** What you are asked to do **
Pictures in the data below are not part of the copy; transcribe everything else exactly.

::: Dataset content

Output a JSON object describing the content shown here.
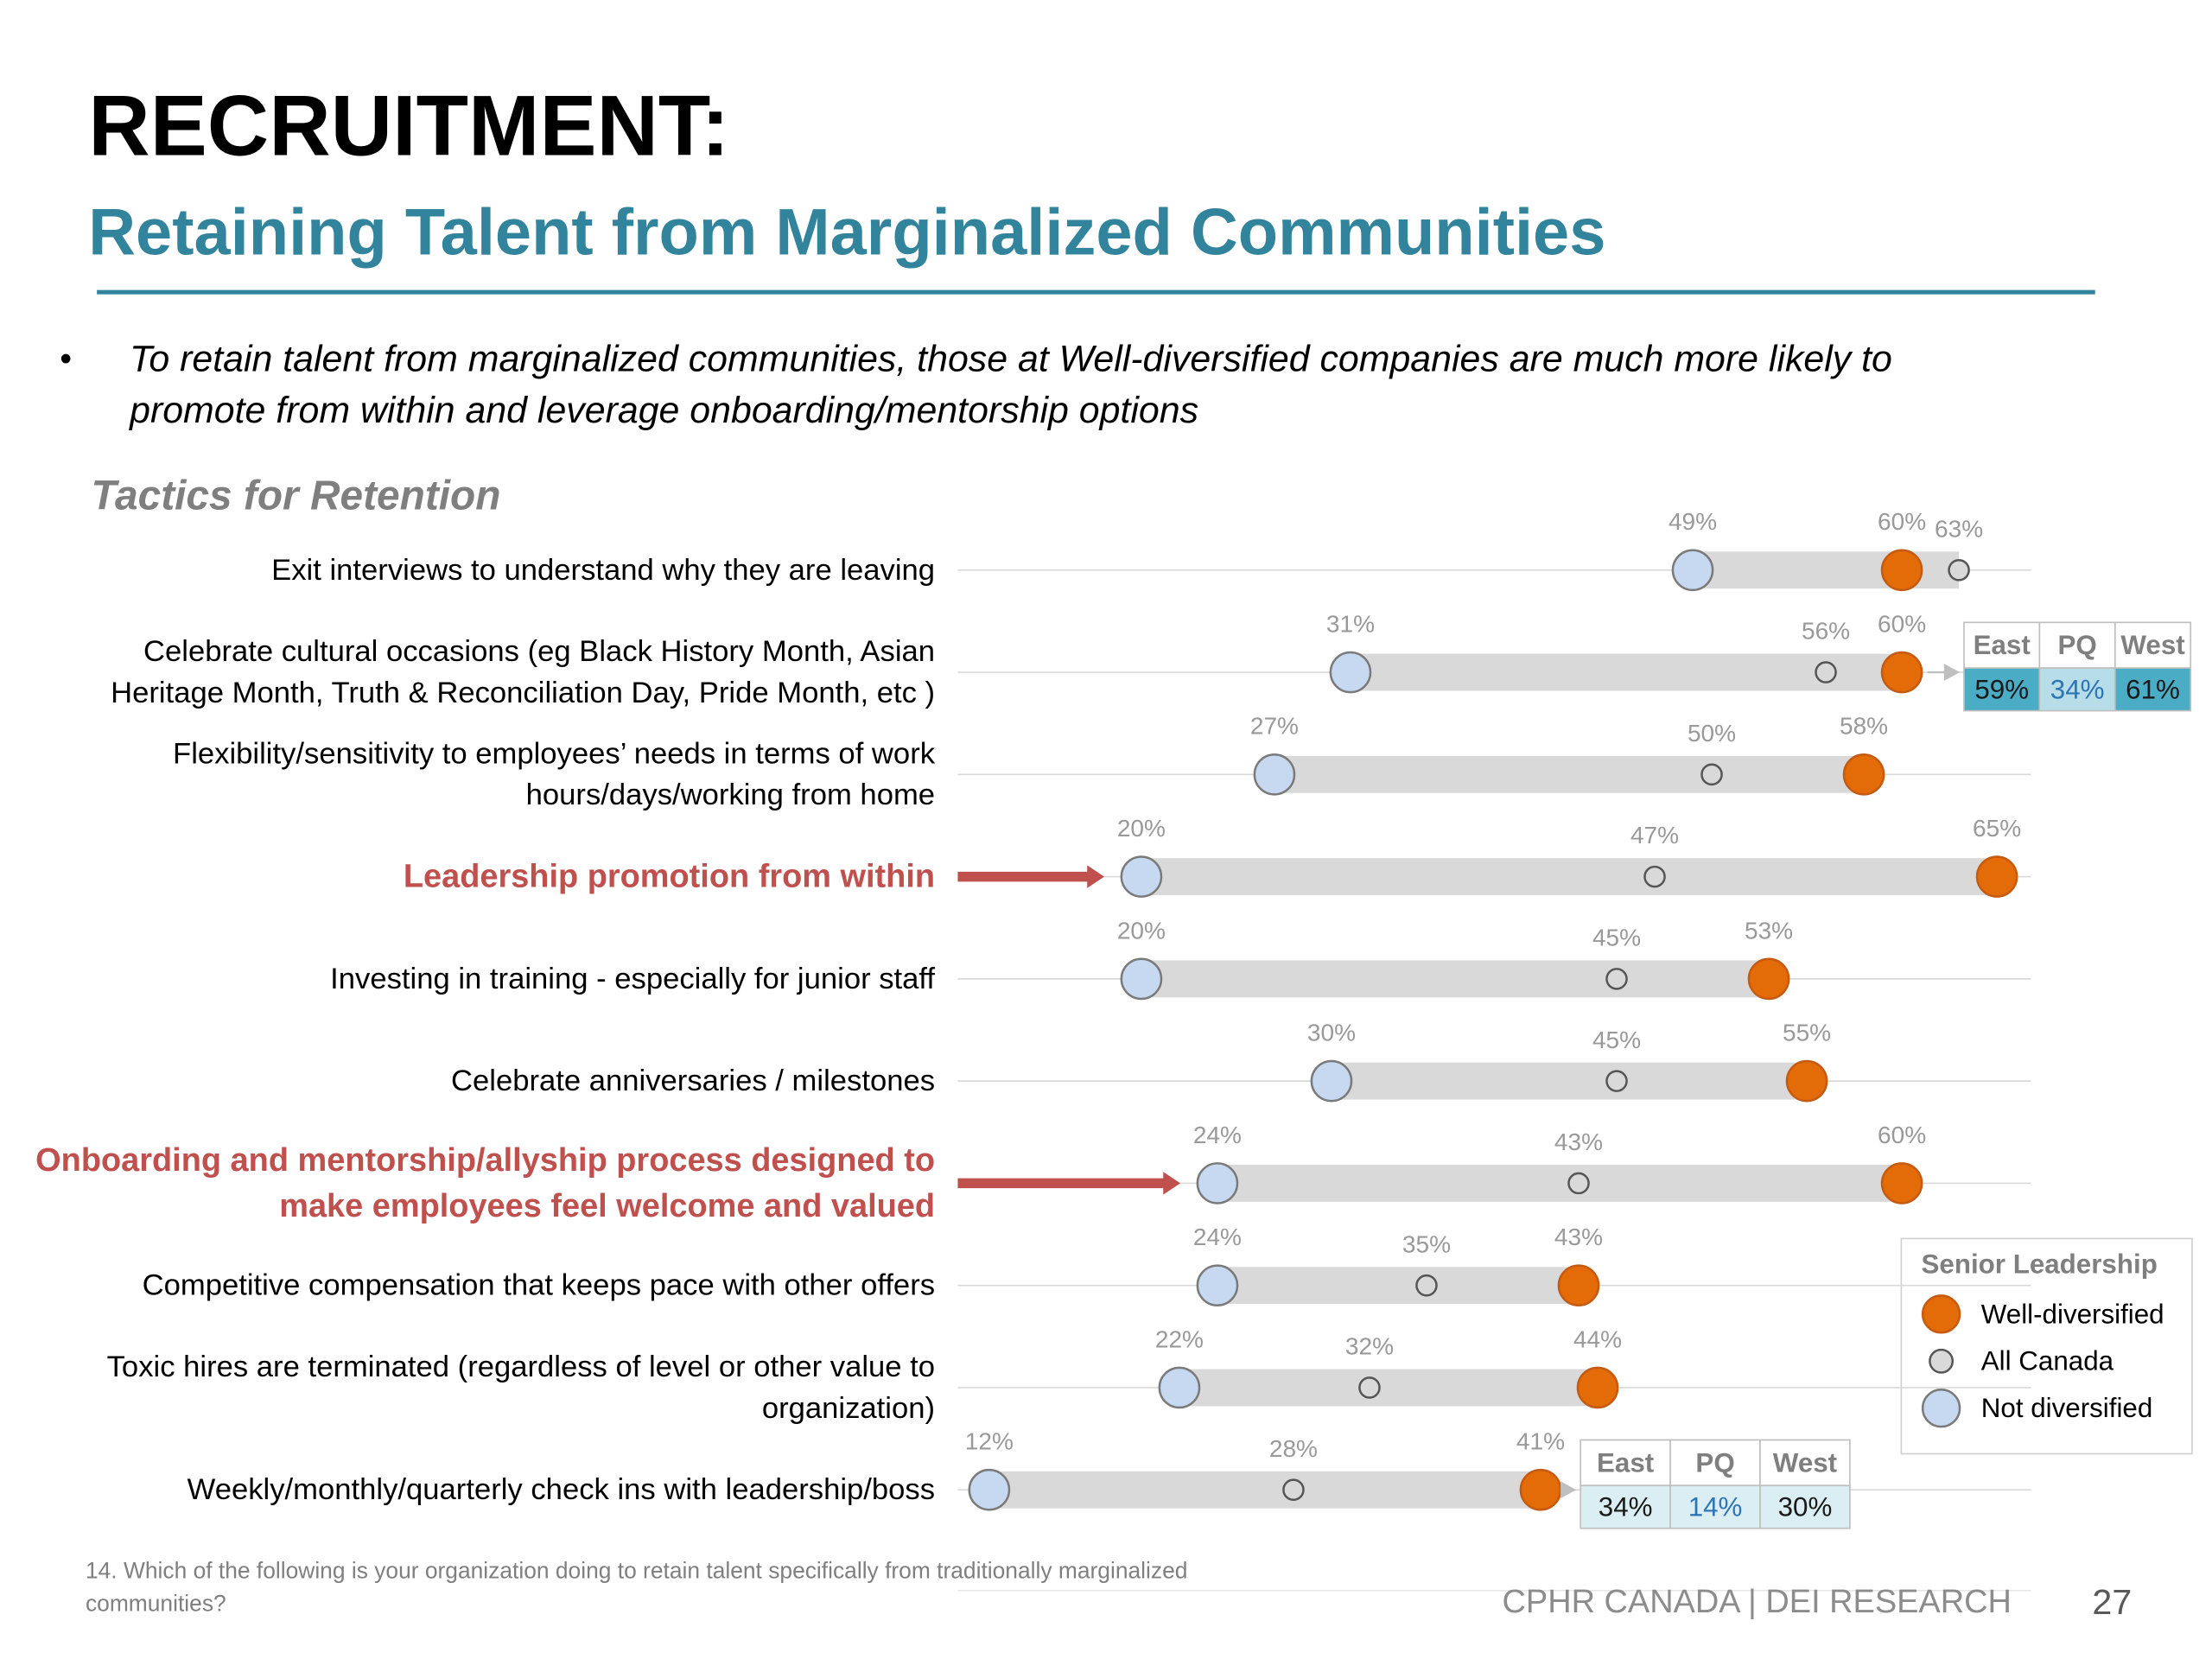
{
  "chart_data": {
    "type": "dumbbell",
    "title": "RECRUITMENT:",
    "subtitle": "Retaining Talent from Marginalized Communities",
    "bullet": [
      "To retain talent from marginalized communities, those at Well-diversified companies are much more likely to",
      "promote from within and leverage onboarding/mentorship options"
    ],
    "chart_title": "Tactics for Retention",
    "categories": [
      [
        "Exit interviews to understand why they are leaving"
      ],
      [
        "Celebrate cultural occasions (eg Black History Month, Asian",
        "Heritage Month, Truth & Reconciliation Day, Pride Month, etc )"
      ],
      [
        "Flexibility/sensitivity to employees’ needs in terms of work",
        "hours/days/working from home"
      ],
      [
        "Leadership promotion from within"
      ],
      [
        "Investing in training - especially for junior staff"
      ],
      [
        "Celebrate anniversaries / milestones"
      ],
      [
        "Onboarding and mentorship/allyship process designed to",
        "make employees feel welcome and valued"
      ],
      [
        "Competitive compensation that keeps pace with other offers"
      ],
      [
        "Toxic hires are terminated (regardless of level or other value to",
        "organization)"
      ],
      [
        "Weekly/monthly/quarterly check ins with leadership/boss"
      ]
    ],
    "highlighted_categories": [
      3,
      6
    ],
    "highlight_color": "#c0504d",
    "legend_title": "Senior Leadership",
    "series": [
      {
        "name": "Well-diversified",
        "color": "#e36c09",
        "marker": "large",
        "values": [
          60,
          60,
          58,
          65,
          53,
          55,
          60,
          43,
          44,
          41
        ],
        "value_labels": [
          "60%",
          "60%",
          "58%",
          "65%",
          "53%",
          "55%",
          "60%",
          "43%",
          "44%",
          "41%"
        ]
      },
      {
        "name": "All Canada",
        "color": "#d9d9d9",
        "marker": "small",
        "values": [
          63,
          56,
          50,
          47,
          45,
          45,
          43,
          35,
          32,
          28
        ],
        "value_labels": [
          "63%",
          "56%",
          "50%",
          "47%",
          "45%",
          "45%",
          "43%",
          "35%",
          "32%",
          "28%"
        ]
      },
      {
        "name": "Not diversified",
        "color": "#c6d9f1",
        "marker": "large",
        "values": [
          49,
          31,
          27,
          20,
          20,
          30,
          24,
          24,
          22,
          12
        ],
        "value_labels": [
          "49%",
          "31%",
          "27%",
          "20%",
          "20%",
          "30%",
          "24%",
          "24%",
          "22%",
          "12%"
        ]
      }
    ],
    "callouts": [
      {
        "row": 1,
        "columns": [
          "East",
          "PQ",
          "West"
        ],
        "values": [
          59,
          34,
          61
        ],
        "value_labels": [
          "59%",
          "34%",
          "61%"
        ],
        "cell_colors": [
          "#4bacc6",
          "#b7dde8",
          "#4bacc6"
        ],
        "text_colors": [
          "#1a1a1a",
          "#2e75b6",
          "#1a1a1a"
        ]
      },
      {
        "row": 9,
        "columns": [
          "East",
          "PQ",
          "West"
        ],
        "values": [
          34,
          14,
          30
        ],
        "value_labels": [
          "34%",
          "14%",
          "30%"
        ],
        "cell_colors": [
          "#daeef3",
          "#daeef3",
          "#daeef3"
        ],
        "text_colors": [
          "#1a1a1a",
          "#2e75b6",
          "#1a1a1a"
        ]
      }
    ],
    "footnote": [
      "14. Which of the following is your organization doing to retain talent specifically from traditionally marginalized",
      "communities?"
    ],
    "footer": "CPHR CANADA  |  DEI RESEARCH",
    "page_number": "27"
  }
}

::::::

** Finished exercise **
Output a JSON object describing the content shown here.
{
  "chart_data": {
    "type": "dumbbell",
    "title": "RECRUITMENT:",
    "subtitle": "Retaining Talent from Marginalized Communities",
    "bullet": [
      "To retain talent from marginalized communities, those at Well-diversified companies are much more likely to",
      "promote from within and leverage onboarding/mentorship options"
    ],
    "chart_title": "Tactics for Retention",
    "categories": [
      [
        "Exit interviews to understand why they are leaving"
      ],
      [
        "Celebrate cultural occasions (eg Black History Month, Asian",
        "Heritage Month, Truth & Reconciliation Day, Pride Month, etc )"
      ],
      [
        "Flexibility/sensitivity to employees’ needs in terms of work",
        "hours/days/working from home"
      ],
      [
        "Leadership promotion from within"
      ],
      [
        "Investing in training - especially for junior staff"
      ],
      [
        "Celebrate anniversaries / milestones"
      ],
      [
        "Onboarding and mentorship/allyship process designed to",
        "make employees feel welcome and valued"
      ],
      [
        "Competitive compensation that keeps pace with other offers"
      ],
      [
        "Toxic hires are terminated (regardless of level or other value to",
        "organization)"
      ],
      [
        "Weekly/monthly/quarterly check ins with leadership/boss"
      ]
    ],
    "highlighted_categories": [
      3,
      6
    ],
    "highlight_color": "#c0504d",
    "legend_title": "Senior Leadership",
    "series": [
      {
        "name": "Well-diversified",
        "color": "#e36c09",
        "marker": "large",
        "values": [
          60,
          60,
          58,
          65,
          53,
          55,
          60,
          43,
          44,
          41
        ],
        "value_labels": [
          "60%",
          "60%",
          "58%",
          "65%",
          "53%",
          "55%",
          "60%",
          "43%",
          "44%",
          "41%"
        ]
      },
      {
        "name": "All Canada",
        "color": "#d9d9d9",
        "marker": "small",
        "values": [
          63,
          56,
          50,
          47,
          45,
          45,
          43,
          35,
          32,
          28
        ],
        "value_labels": [
          "63%",
          "56%",
          "50%",
          "47%",
          "45%",
          "45%",
          "43%",
          "35%",
          "32%",
          "28%"
        ]
      },
      {
        "name": "Not diversified",
        "color": "#c6d9f1",
        "marker": "large",
        "values": [
          49,
          31,
          27,
          20,
          20,
          30,
          24,
          24,
          22,
          12
        ],
        "value_labels": [
          "49%",
          "31%",
          "27%",
          "20%",
          "20%",
          "30%",
          "24%",
          "24%",
          "22%",
          "12%"
        ]
      }
    ],
    "callouts": [
      {
        "row": 1,
        "columns": [
          "East",
          "PQ",
          "West"
        ],
        "values": [
          59,
          34,
          61
        ],
        "value_labels": [
          "59%",
          "34%",
          "61%"
        ],
        "cell_colors": [
          "#4bacc6",
          "#b7dde8",
          "#4bacc6"
        ],
        "text_colors": [
          "#1a1a1a",
          "#2e75b6",
          "#1a1a1a"
        ]
      },
      {
        "row": 9,
        "columns": [
          "East",
          "PQ",
          "West"
        ],
        "values": [
          34,
          14,
          30
        ],
        "value_labels": [
          "34%",
          "14%",
          "30%"
        ],
        "cell_colors": [
          "#daeef3",
          "#daeef3",
          "#daeef3"
        ],
        "text_colors": [
          "#1a1a1a",
          "#2e75b6",
          "#1a1a1a"
        ]
      }
    ],
    "footnote": [
      "14. Which of the following is your organization doing to retain talent specifically from traditionally marginalized",
      "communities?"
    ],
    "footer": "CPHR CANADA  |  DEI RESEARCH",
    "page_number": "27"
  }
}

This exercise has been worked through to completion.